> _Data entries for graphics_:
========

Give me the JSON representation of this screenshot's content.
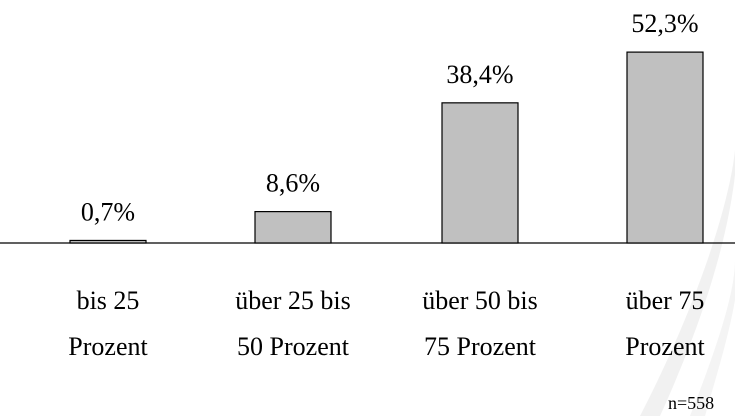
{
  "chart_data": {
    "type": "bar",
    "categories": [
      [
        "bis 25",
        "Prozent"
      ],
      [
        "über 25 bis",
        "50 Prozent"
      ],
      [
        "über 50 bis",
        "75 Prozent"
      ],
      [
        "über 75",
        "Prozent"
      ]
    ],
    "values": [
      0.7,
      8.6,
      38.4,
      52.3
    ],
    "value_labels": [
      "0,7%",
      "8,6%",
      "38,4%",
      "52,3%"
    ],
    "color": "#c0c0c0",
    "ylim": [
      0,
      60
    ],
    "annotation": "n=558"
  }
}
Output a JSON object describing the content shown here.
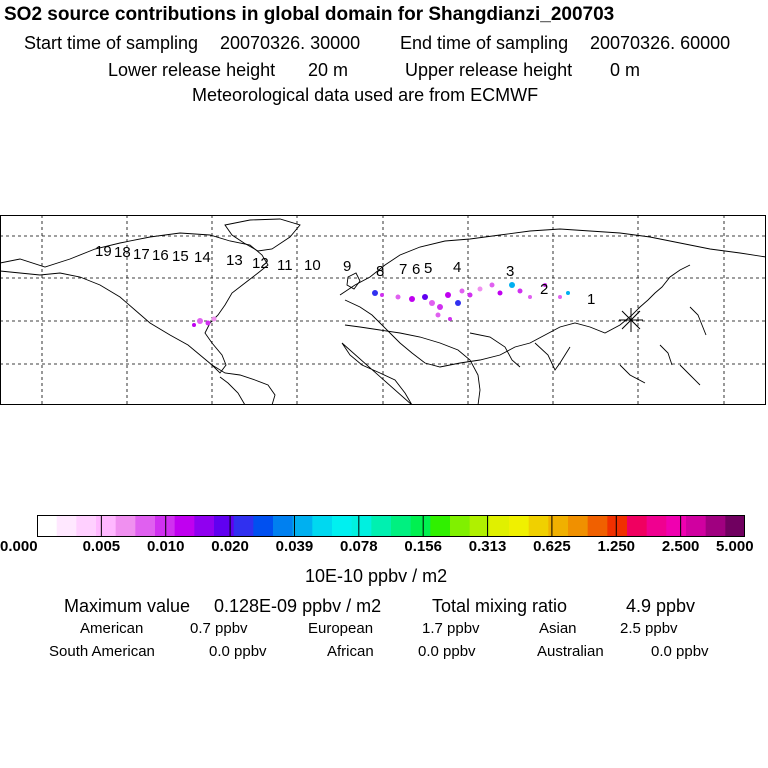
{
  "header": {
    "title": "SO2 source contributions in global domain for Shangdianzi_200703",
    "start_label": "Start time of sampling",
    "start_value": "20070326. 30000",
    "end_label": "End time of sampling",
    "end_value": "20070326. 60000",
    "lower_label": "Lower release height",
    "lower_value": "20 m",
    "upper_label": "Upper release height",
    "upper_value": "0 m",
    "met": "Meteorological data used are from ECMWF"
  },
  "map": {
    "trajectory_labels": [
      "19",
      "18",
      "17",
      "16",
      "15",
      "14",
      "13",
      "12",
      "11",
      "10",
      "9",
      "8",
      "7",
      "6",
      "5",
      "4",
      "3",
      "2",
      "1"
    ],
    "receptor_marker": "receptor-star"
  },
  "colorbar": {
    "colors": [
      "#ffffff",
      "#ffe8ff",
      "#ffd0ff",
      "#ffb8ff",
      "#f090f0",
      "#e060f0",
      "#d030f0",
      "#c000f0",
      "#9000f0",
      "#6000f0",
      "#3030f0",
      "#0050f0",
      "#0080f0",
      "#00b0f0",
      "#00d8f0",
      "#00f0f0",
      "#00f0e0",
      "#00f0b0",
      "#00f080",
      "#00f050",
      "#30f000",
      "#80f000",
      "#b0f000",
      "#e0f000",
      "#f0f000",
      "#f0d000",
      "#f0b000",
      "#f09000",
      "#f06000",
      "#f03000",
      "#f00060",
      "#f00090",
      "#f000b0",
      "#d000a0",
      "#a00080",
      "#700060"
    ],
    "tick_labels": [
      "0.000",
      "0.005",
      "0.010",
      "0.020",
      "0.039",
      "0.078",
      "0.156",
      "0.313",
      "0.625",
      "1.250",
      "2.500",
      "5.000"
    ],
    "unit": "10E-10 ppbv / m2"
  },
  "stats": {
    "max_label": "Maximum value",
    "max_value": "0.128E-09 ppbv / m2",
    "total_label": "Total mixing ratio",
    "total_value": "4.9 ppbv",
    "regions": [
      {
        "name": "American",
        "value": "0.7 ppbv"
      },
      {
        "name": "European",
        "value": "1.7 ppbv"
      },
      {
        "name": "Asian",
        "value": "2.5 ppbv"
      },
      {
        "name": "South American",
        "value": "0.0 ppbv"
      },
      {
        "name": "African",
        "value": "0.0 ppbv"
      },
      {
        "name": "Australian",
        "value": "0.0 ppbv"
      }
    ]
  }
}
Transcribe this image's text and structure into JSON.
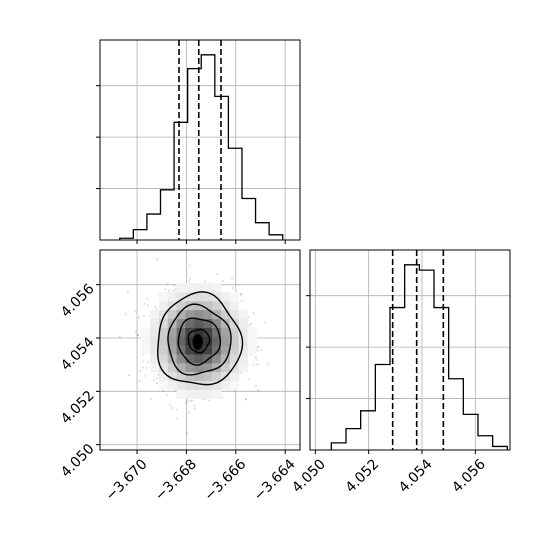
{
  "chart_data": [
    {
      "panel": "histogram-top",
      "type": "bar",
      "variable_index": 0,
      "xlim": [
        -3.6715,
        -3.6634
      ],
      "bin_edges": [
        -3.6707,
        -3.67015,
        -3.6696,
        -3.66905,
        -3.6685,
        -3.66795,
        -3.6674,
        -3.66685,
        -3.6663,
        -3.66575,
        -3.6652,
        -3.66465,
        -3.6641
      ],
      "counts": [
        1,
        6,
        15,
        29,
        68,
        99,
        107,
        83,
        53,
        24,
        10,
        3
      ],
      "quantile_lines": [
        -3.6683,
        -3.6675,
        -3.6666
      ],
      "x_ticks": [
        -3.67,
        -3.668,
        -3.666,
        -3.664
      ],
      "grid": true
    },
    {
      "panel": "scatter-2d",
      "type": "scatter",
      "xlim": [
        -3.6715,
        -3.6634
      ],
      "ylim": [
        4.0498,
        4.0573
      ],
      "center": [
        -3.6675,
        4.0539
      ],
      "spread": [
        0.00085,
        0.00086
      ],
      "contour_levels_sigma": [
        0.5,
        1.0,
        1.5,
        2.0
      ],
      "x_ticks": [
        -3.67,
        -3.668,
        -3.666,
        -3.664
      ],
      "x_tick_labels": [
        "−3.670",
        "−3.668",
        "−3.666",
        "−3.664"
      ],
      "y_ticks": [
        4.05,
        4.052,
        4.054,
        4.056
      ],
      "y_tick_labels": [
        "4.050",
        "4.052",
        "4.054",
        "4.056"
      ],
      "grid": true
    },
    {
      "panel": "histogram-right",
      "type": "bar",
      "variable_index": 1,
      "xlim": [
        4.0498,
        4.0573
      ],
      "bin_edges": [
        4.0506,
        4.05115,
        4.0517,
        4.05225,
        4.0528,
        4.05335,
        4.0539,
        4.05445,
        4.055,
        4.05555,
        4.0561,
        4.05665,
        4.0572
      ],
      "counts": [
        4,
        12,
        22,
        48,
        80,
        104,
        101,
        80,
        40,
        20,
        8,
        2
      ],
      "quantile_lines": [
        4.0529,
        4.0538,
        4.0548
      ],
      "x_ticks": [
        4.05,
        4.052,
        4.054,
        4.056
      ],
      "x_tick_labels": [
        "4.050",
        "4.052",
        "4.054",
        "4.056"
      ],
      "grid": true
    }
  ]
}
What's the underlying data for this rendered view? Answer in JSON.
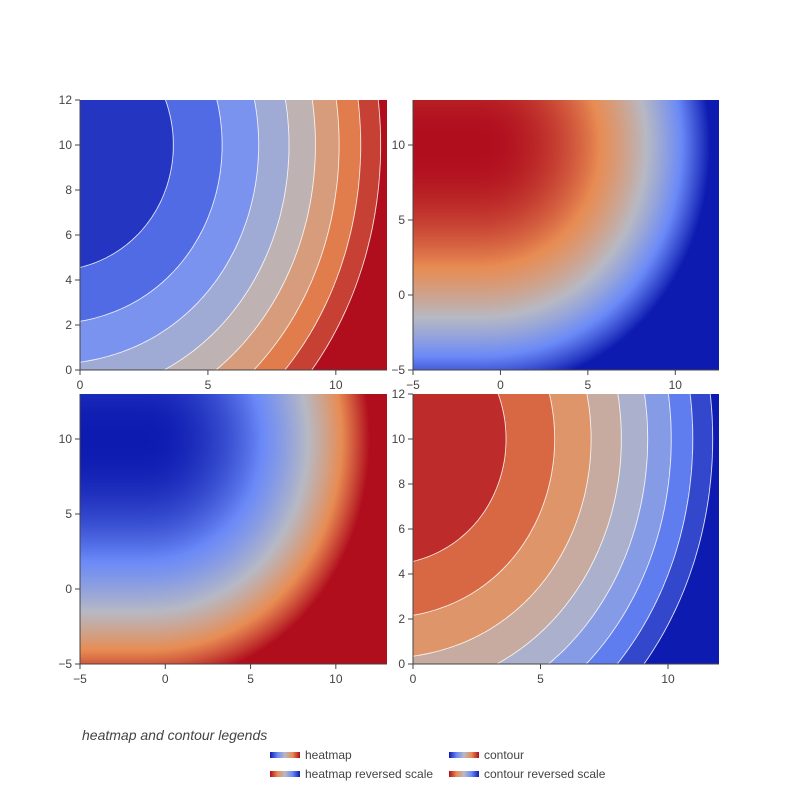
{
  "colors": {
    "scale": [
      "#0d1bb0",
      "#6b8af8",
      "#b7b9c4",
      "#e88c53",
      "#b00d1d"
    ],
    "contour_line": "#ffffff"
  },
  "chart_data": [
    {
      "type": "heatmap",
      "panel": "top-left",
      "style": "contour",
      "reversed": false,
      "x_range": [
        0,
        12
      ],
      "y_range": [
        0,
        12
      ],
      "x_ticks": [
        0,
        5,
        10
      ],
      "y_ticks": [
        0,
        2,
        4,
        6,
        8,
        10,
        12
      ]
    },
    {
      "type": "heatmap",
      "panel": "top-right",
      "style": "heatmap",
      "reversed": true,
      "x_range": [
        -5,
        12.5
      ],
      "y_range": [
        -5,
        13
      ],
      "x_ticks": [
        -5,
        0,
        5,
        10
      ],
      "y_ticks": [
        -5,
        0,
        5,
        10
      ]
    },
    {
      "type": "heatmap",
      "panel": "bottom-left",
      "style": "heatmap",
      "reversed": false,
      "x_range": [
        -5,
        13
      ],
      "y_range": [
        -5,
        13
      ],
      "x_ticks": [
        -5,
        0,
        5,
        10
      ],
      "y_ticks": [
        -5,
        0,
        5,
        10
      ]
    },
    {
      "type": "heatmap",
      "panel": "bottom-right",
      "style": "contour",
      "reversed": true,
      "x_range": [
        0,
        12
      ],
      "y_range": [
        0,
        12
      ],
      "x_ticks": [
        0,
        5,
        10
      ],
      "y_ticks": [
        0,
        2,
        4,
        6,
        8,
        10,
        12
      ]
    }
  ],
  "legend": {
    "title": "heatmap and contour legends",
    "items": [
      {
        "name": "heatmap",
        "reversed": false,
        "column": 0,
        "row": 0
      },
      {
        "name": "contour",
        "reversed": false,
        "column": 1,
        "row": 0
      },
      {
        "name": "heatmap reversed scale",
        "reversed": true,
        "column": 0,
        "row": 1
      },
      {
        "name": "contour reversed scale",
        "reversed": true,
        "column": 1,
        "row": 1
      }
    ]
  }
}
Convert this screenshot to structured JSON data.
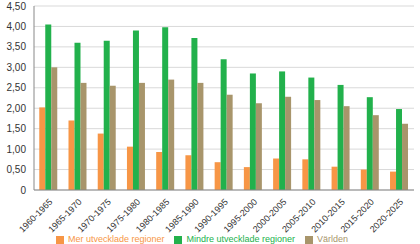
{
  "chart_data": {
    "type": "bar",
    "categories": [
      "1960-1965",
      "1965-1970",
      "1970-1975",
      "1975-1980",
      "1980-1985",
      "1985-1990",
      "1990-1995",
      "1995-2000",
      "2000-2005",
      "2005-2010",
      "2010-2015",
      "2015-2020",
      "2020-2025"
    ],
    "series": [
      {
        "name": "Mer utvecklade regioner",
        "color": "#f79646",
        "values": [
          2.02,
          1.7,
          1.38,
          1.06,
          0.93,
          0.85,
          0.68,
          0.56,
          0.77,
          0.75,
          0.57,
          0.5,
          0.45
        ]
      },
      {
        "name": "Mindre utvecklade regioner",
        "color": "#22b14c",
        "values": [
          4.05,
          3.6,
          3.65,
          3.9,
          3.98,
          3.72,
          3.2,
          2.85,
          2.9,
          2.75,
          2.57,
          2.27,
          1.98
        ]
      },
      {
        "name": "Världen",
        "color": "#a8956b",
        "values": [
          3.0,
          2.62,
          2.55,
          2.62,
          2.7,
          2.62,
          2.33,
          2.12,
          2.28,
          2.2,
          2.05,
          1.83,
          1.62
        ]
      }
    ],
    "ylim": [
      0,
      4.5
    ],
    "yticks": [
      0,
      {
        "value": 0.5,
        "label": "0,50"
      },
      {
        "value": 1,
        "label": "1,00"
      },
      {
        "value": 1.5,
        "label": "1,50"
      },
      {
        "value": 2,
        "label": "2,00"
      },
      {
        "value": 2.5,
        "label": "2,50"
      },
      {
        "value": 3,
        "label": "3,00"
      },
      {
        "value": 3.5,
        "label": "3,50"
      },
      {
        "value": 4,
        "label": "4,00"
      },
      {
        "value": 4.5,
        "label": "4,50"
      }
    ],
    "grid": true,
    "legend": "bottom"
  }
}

========

Identify each line holding the string "screenshot", and copy it out.

Give me the JSON representation of this screenshot's content.
Convert this screenshot to structured JSON data.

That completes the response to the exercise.